#### EXERCISE GOAL:
Pick every line with "JSON" from the material below.

+++

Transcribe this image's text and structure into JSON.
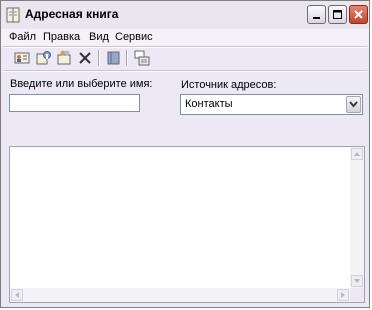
{
  "window": {
    "title": "Адресная книга"
  },
  "menu": {
    "items": [
      "Файл",
      "Правка",
      "Вид",
      "Сервис"
    ]
  },
  "toolbar": {
    "icons": [
      "new-contact-icon",
      "properties-icon",
      "find-people-icon",
      "delete-icon",
      "book-icon",
      "action-icon"
    ]
  },
  "form": {
    "search_label": "Введите или выберите имя:",
    "search_value": "",
    "source_label": "Источник адресов:",
    "source_value": "Контакты"
  },
  "colors": {
    "window_bg": "#ece9f5",
    "close_button": "#c7432c",
    "field_border": "#7a8fb7"
  }
}
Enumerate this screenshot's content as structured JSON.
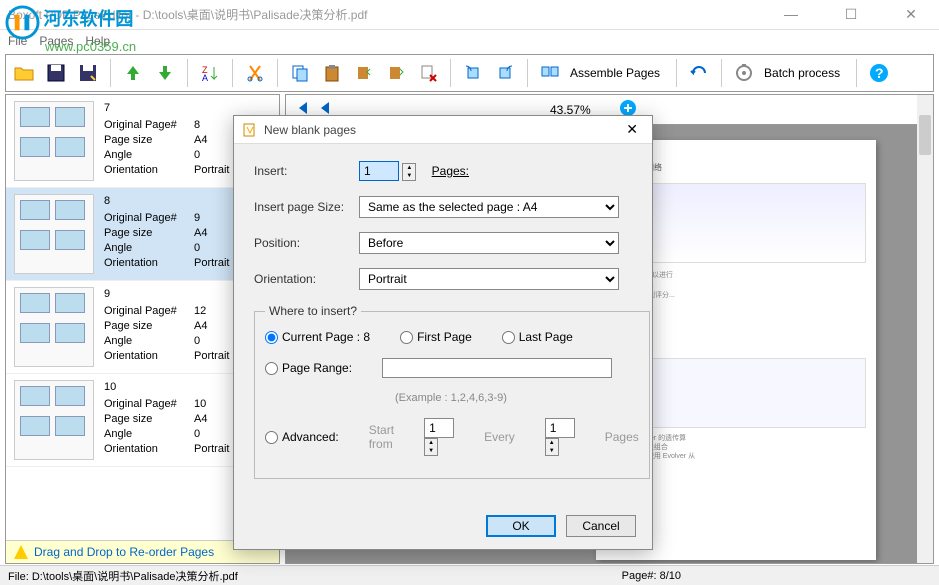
{
  "window": {
    "title": "Boxoft PDF PageEditor - D:\\tools\\桌面\\说明书\\Palisade决策分析.pdf",
    "minimize": "—",
    "maximize": "☐",
    "close": "✕"
  },
  "watermark": {
    "text": "河东软件园",
    "url": "www.pc0359.cn"
  },
  "menu": {
    "file": "File",
    "pages": "Pages",
    "help": "Help"
  },
  "toolbar": {
    "assemble": "Assemble Pages",
    "batch": "Batch process"
  },
  "preview_toolbar": {
    "zoom": "43.57%"
  },
  "pages": [
    {
      "num": "7",
      "orig": "8",
      "size": "A4",
      "angle": "0",
      "orient": "Portrait"
    },
    {
      "num": "8",
      "orig": "9",
      "size": "A4",
      "angle": "0",
      "orient": "Portrait"
    },
    {
      "num": "9",
      "orig": "12",
      "size": "A4",
      "angle": "0",
      "orient": "Portrait"
    },
    {
      "num": "10",
      "orig": "10",
      "size": "A4",
      "angle": "0",
      "orient": "Portrait"
    }
  ],
  "labels": {
    "origpage": "Original Page#",
    "pagesize": "Page size",
    "angle": "Angle",
    "orientation": "Orientation"
  },
  "dragbar": "Drag and Drop to Re-order Pages",
  "dialog": {
    "title": "New blank pages",
    "insert": "Insert:",
    "insert_val": "1",
    "pages": "Pages:",
    "insertsize": "Insert page Size:",
    "size_val": "Same as the selected page : A4",
    "position": "Position:",
    "position_val": "Before",
    "orientation": "Orientation:",
    "orient_val": "Portrait",
    "where": "Where to insert?",
    "current": "Current Page : 8",
    "first": "First Page",
    "last": "Last Page",
    "pagerange": "Page Range:",
    "example": "(Example : 1,2,4,6,3-9)",
    "advanced": "Advanced:",
    "startfrom": "Start from",
    "start_val": "1",
    "every": "Every",
    "every_val": "1",
    "pages2": "Pages",
    "ok": "OK",
    "cancel": "Cancel"
  },
  "status": {
    "file": "File: D:\\tools\\桌面\\说明书\\Palisade决策分析.pdf",
    "page": "Page#: 8/10"
  }
}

+++

#### RESULT FOR THIS TASK:
Transcribe this image's text and structure into JSON.
Enumerate this screenshot's content as structured JSON.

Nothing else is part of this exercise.